## Exercise
Look through the records below and collect all lines that hold the string "healing".

## Items
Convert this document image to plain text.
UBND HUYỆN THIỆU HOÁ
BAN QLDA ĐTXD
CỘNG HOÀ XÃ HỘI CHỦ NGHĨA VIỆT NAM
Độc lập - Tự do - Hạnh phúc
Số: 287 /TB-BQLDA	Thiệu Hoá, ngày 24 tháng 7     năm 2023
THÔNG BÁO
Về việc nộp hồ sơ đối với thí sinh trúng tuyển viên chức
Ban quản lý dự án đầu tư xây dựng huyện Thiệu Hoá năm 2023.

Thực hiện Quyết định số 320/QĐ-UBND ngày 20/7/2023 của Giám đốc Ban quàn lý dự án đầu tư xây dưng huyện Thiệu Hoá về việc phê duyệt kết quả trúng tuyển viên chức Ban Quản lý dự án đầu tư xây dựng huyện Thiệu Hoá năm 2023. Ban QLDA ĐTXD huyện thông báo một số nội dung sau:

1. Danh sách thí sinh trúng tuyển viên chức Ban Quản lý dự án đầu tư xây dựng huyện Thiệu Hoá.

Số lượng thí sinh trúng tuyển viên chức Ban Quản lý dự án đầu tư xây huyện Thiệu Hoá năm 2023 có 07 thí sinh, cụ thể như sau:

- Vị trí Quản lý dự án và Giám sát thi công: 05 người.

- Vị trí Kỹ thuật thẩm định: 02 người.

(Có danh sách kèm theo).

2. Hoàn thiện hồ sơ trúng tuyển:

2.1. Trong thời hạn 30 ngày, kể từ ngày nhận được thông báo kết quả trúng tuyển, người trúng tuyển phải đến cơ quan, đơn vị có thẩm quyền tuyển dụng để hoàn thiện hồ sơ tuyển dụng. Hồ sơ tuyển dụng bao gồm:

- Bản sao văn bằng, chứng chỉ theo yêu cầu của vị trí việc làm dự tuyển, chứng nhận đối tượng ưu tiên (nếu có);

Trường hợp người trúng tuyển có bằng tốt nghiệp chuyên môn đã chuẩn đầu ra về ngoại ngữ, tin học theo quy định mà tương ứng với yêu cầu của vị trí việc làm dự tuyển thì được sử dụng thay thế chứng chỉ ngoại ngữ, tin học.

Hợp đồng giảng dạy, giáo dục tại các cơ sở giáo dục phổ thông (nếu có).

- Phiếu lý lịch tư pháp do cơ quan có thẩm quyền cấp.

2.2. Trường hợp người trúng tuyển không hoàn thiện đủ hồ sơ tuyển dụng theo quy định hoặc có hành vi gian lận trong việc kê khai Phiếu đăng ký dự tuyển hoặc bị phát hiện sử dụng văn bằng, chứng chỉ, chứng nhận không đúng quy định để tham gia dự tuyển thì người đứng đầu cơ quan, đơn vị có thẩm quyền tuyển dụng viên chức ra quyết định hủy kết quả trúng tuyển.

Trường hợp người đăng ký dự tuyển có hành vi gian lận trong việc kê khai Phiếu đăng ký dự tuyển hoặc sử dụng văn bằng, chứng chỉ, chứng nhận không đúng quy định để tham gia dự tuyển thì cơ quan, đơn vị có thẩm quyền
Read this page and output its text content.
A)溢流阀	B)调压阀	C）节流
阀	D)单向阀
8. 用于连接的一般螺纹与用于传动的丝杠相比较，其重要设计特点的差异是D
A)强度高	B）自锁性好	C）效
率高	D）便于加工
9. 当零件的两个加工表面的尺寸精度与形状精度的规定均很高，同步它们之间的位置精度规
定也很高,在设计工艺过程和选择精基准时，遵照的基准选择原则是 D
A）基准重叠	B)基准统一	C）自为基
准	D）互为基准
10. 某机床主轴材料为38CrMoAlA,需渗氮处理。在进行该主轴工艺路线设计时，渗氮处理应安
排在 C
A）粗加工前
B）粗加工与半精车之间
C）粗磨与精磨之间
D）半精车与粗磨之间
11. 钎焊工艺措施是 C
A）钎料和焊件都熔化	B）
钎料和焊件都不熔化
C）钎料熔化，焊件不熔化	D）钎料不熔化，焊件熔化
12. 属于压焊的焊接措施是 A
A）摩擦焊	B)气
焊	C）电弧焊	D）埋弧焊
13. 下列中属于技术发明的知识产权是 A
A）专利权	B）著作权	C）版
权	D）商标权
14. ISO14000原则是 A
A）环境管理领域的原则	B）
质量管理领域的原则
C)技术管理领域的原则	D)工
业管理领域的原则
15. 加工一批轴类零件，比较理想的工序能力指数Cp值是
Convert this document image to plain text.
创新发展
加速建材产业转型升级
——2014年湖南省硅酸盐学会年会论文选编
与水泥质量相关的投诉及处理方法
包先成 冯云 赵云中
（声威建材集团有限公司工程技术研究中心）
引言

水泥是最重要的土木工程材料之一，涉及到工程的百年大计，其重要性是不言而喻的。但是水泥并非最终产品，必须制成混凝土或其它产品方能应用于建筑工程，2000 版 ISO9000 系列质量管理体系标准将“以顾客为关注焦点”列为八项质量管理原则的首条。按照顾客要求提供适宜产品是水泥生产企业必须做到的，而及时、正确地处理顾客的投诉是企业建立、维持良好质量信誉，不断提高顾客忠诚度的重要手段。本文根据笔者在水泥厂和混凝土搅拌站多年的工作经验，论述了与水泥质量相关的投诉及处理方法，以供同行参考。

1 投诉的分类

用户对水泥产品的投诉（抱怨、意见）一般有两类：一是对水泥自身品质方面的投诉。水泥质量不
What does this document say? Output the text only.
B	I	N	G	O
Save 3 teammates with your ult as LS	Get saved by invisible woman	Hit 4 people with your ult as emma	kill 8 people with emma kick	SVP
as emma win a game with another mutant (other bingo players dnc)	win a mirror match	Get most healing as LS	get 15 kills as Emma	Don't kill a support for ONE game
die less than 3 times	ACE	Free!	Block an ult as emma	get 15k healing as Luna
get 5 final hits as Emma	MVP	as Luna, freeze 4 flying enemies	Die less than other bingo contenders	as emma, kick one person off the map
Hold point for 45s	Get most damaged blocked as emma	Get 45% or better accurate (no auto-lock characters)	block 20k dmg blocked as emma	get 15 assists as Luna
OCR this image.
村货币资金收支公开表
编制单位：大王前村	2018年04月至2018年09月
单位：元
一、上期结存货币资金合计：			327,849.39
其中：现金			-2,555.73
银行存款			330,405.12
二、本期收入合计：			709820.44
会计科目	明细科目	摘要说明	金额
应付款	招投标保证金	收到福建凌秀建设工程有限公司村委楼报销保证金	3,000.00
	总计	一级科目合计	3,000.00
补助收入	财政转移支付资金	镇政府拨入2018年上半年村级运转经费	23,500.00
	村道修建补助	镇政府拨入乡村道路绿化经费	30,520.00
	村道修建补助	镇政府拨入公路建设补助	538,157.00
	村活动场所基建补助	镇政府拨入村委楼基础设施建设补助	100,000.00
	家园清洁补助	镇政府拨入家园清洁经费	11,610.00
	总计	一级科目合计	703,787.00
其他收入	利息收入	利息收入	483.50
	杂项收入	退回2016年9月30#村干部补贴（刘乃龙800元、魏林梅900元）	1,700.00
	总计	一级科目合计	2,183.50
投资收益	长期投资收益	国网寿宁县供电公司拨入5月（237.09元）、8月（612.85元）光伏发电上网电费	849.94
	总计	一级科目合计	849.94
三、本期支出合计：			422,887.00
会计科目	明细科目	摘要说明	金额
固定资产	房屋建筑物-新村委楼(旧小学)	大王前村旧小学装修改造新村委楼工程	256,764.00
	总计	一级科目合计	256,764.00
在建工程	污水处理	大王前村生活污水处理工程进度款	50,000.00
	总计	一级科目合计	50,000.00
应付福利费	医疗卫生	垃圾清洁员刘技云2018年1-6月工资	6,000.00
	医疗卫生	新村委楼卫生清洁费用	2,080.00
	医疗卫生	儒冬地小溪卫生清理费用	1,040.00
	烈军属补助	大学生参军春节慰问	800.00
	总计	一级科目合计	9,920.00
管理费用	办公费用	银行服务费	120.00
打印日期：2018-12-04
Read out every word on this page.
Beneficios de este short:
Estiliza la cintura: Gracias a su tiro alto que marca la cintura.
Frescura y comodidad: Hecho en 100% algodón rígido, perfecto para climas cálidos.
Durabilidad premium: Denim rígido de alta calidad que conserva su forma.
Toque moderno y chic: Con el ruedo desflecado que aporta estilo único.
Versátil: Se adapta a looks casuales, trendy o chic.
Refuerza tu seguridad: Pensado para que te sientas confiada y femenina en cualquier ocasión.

## Response to this exercise
as emma win a game with another mutant (other bingo players dnc)	win a mirror match	Get most healing as LS	get 15 kills as Emma	Don't kill a support for ONE game
die less than 3 times	ACE	Free!	Block an ult as emma	get 15k healing as Luna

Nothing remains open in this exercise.